_YOUR INSTRUCTIONS_
Copy the material below verbatim, keeping every line, character, and bracketed number unchanged.

BEGIN SUPPLIED MATERIAL

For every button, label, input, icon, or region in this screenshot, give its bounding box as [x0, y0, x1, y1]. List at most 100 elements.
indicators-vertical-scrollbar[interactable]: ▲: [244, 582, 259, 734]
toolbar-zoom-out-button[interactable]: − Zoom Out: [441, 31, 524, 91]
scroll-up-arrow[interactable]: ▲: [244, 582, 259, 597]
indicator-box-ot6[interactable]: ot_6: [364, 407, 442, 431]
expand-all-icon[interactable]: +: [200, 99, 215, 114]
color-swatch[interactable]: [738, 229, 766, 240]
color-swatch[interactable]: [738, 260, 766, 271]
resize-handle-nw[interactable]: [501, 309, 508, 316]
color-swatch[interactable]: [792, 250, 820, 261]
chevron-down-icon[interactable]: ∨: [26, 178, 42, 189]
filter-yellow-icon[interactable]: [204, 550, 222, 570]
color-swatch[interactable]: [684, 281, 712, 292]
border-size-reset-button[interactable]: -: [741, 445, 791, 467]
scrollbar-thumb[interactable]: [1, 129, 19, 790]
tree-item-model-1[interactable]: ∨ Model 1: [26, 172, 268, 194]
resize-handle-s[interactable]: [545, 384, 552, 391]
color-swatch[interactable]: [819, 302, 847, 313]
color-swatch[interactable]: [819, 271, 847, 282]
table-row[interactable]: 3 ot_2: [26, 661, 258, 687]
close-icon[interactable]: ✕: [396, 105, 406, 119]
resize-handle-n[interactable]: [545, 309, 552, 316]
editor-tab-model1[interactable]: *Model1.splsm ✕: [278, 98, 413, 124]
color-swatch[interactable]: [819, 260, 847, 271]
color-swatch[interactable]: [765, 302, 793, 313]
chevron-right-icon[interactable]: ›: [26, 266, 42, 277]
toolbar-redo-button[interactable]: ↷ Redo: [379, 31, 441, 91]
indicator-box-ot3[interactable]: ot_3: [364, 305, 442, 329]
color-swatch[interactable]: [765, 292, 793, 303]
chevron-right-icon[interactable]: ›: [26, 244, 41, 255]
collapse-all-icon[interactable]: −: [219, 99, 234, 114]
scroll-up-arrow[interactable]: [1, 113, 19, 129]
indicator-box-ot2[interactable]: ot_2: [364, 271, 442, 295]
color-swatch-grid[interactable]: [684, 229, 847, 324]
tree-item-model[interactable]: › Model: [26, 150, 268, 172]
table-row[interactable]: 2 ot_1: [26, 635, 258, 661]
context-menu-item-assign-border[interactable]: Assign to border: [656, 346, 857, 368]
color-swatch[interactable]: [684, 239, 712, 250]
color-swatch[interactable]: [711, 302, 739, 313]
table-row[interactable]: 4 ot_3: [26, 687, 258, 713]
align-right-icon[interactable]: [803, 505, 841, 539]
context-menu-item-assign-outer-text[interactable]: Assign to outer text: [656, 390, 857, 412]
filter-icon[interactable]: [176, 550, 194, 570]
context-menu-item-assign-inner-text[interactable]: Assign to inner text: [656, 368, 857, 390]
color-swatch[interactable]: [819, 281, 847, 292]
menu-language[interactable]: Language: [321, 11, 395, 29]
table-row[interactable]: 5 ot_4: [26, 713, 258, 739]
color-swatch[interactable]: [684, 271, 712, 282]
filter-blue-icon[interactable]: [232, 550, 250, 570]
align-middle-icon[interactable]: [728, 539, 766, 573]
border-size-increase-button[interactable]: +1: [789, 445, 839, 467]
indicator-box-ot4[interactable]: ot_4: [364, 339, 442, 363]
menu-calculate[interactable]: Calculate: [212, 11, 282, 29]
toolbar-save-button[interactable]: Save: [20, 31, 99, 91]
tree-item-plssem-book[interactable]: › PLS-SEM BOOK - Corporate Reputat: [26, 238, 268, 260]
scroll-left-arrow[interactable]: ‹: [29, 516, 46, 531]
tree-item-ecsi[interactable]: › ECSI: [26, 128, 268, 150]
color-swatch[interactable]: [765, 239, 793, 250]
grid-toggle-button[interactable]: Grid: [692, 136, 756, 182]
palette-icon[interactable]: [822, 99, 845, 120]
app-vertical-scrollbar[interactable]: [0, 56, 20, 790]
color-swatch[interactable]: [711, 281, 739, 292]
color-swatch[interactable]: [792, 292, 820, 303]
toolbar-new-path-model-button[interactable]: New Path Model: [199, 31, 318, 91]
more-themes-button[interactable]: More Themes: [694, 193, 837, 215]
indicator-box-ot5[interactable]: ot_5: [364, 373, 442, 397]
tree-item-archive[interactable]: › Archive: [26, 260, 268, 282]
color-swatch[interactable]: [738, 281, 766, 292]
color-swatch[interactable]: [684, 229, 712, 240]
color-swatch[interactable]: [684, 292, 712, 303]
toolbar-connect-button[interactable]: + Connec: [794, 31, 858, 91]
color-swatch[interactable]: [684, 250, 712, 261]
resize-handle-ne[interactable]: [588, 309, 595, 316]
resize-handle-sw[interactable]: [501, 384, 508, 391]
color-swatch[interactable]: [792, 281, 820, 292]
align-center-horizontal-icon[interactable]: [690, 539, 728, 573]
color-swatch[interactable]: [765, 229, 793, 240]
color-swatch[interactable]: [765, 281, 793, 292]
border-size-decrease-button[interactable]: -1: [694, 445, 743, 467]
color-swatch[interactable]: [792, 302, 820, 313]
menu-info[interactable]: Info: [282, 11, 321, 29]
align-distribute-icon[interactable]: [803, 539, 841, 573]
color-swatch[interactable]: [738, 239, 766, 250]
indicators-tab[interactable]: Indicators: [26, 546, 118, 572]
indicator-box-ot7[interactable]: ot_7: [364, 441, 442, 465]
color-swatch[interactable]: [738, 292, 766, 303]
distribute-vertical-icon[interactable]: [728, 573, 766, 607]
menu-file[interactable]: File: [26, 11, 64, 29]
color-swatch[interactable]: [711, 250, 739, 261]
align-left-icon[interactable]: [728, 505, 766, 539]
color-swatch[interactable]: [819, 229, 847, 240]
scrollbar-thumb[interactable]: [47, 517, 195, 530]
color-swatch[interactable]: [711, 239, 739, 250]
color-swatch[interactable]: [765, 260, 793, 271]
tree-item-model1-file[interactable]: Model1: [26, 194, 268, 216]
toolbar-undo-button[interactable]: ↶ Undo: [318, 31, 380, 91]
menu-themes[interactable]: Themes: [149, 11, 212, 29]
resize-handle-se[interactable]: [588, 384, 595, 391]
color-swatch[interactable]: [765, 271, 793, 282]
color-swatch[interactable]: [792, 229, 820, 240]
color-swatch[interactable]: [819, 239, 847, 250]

END SUPPLIED MATERIAL

_EXERCISE SOLUTION_
For every button, label, input, icon, or region in this screenshot, give its bounding box as [x0, y0, x1, y1]. List at most 100 elements.
indicators-vertical-scrollbar[interactable]: ▲: [244, 582, 259, 734]
toolbar-zoom-out-button[interactable]: − Zoom Out: [441, 31, 524, 91]
scroll-up-arrow[interactable]: ▲: [244, 582, 259, 597]
indicator-box-ot6[interactable]: ot_6: [364, 407, 442, 431]
expand-all-icon[interactable]: +: [200, 99, 215, 114]
color-swatch[interactable]: [738, 229, 766, 240]
color-swatch[interactable]: [738, 260, 766, 271]
resize-handle-nw[interactable]: [501, 309, 508, 316]
color-swatch[interactable]: [792, 250, 820, 261]
chevron-down-icon[interactable]: ∨: [26, 178, 42, 189]
filter-yellow-icon[interactable]: [204, 550, 222, 570]
color-swatch[interactable]: [684, 281, 712, 292]
border-size-reset-button[interactable]: -: [741, 445, 791, 467]
scrollbar-thumb[interactable]: [1, 129, 19, 790]
tree-item-model-1[interactable]: ∨ Model 1: [26, 172, 268, 194]
resize-handle-s[interactable]: [545, 384, 552, 391]
color-swatch[interactable]: [819, 302, 847, 313]
color-swatch[interactable]: [819, 271, 847, 282]
table-row[interactable]: 3 ot_2: [26, 661, 258, 687]
close-icon[interactable]: ✕: [396, 105, 406, 119]
resize-handle-n[interactable]: [545, 309, 552, 316]
editor-tab-model1[interactable]: *Model1.splsm ✕: [278, 98, 413, 124]
color-swatch[interactable]: [819, 260, 847, 271]
color-swatch[interactable]: [765, 302, 793, 313]
chevron-right-icon[interactable]: ›: [26, 266, 42, 277]
toolbar-redo-button[interactable]: ↷ Redo: [379, 31, 441, 91]
indicator-box-ot3[interactable]: ot_3: [364, 305, 442, 329]
color-swatch[interactable]: [765, 292, 793, 303]
chevron-right-icon[interactable]: ›: [26, 244, 41, 255]
collapse-all-icon[interactable]: −: [219, 99, 234, 114]
scroll-up-arrow[interactable]: [1, 113, 19, 129]
indicator-box-ot2[interactable]: ot_2: [364, 271, 442, 295]
color-swatch-grid[interactable]: [684, 229, 847, 324]
tree-item-model[interactable]: › Model: [26, 150, 268, 172]
table-row[interactable]: 2 ot_1: [26, 635, 258, 661]
context-menu-item-assign-border[interactable]: Assign to border: [656, 346, 857, 368]
color-swatch[interactable]: [684, 239, 712, 250]
color-swatch[interactable]: [711, 302, 739, 313]
table-row[interactable]: 4 ot_3: [26, 687, 258, 713]
align-right-icon[interactable]: [803, 505, 841, 539]
context-menu-item-assign-outer-text[interactable]: Assign to outer text: [656, 390, 857, 412]
filter-icon[interactable]: [176, 550, 194, 570]
context-menu-item-assign-inner-text[interactable]: Assign to inner text: [656, 368, 857, 390]
color-swatch[interactable]: [819, 281, 847, 292]
menu-language[interactable]: Language: [321, 11, 395, 29]
table-row[interactable]: 5 ot_4: [26, 713, 258, 739]
color-swatch[interactable]: [684, 271, 712, 282]
filter-blue-icon[interactable]: [232, 550, 250, 570]
align-middle-icon[interactable]: [728, 539, 766, 573]
border-size-increase-button[interactable]: +1: [789, 445, 839, 467]
indicator-box-ot4[interactable]: ot_4: [364, 339, 442, 363]
menu-calculate[interactable]: Calculate: [212, 11, 282, 29]
toolbar-save-button[interactable]: Save: [20, 31, 99, 91]
tree-item-plssem-book[interactable]: › PLS-SEM BOOK - Corporate Reputat: [26, 238, 268, 260]
scroll-left-arrow[interactable]: ‹: [29, 516, 46, 531]
tree-item-ecsi[interactable]: › ECSI: [26, 128, 268, 150]
color-swatch[interactable]: [765, 239, 793, 250]
grid-toggle-button[interactable]: Grid: [692, 136, 756, 182]
palette-icon[interactable]: [822, 99, 845, 120]
app-vertical-scrollbar[interactable]: [0, 56, 20, 790]
color-swatch[interactable]: [711, 281, 739, 292]
color-swatch[interactable]: [792, 292, 820, 303]
toolbar-new-path-model-button[interactable]: New Path Model: [199, 31, 318, 91]
more-themes-button[interactable]: More Themes: [694, 193, 837, 215]
indicator-box-ot5[interactable]: ot_5: [364, 373, 442, 397]
tree-item-archive[interactable]: › Archive: [26, 260, 268, 282]
color-swatch[interactable]: [738, 281, 766, 292]
color-swatch[interactable]: [684, 229, 712, 240]
color-swatch[interactable]: [684, 292, 712, 303]
toolbar-connect-button[interactable]: + Connec: [794, 31, 858, 91]
color-swatch[interactable]: [684, 250, 712, 261]
resize-handle-ne[interactable]: [588, 309, 595, 316]
resize-handle-sw[interactable]: [501, 384, 508, 391]
color-swatch[interactable]: [792, 281, 820, 292]
align-center-horizontal-icon[interactable]: [690, 539, 728, 573]
color-swatch[interactable]: [765, 229, 793, 240]
color-swatch[interactable]: [765, 281, 793, 292]
border-size-decrease-button[interactable]: -1: [694, 445, 743, 467]
color-swatch[interactable]: [792, 302, 820, 313]
menu-info[interactable]: Info: [282, 11, 321, 29]
align-distribute-icon[interactable]: [803, 539, 841, 573]
color-swatch[interactable]: [738, 239, 766, 250]
indicators-tab[interactable]: Indicators: [26, 546, 118, 572]
indicator-box-ot7[interactable]: ot_7: [364, 441, 442, 465]
color-swatch[interactable]: [738, 292, 766, 303]
distribute-vertical-icon[interactable]: [728, 573, 766, 607]
menu-file[interactable]: File: [26, 11, 64, 29]
color-swatch[interactable]: [711, 250, 739, 261]
align-left-icon[interactable]: [728, 505, 766, 539]
color-swatch[interactable]: [819, 229, 847, 240]
scrollbar-thumb[interactable]: [47, 517, 195, 530]
color-swatch[interactable]: [711, 239, 739, 250]
color-swatch[interactable]: [765, 260, 793, 271]
tree-item-model1-file[interactable]: Model1: [26, 194, 268, 216]
toolbar-undo-button[interactable]: ↶ Undo: [318, 31, 380, 91]
menu-themes[interactable]: Themes: [149, 11, 212, 29]
resize-handle-se[interactable]: [588, 384, 595, 391]
color-swatch[interactable]: [765, 271, 793, 282]
color-swatch[interactable]: [792, 229, 820, 240]
color-swatch[interactable]: [819, 239, 847, 250]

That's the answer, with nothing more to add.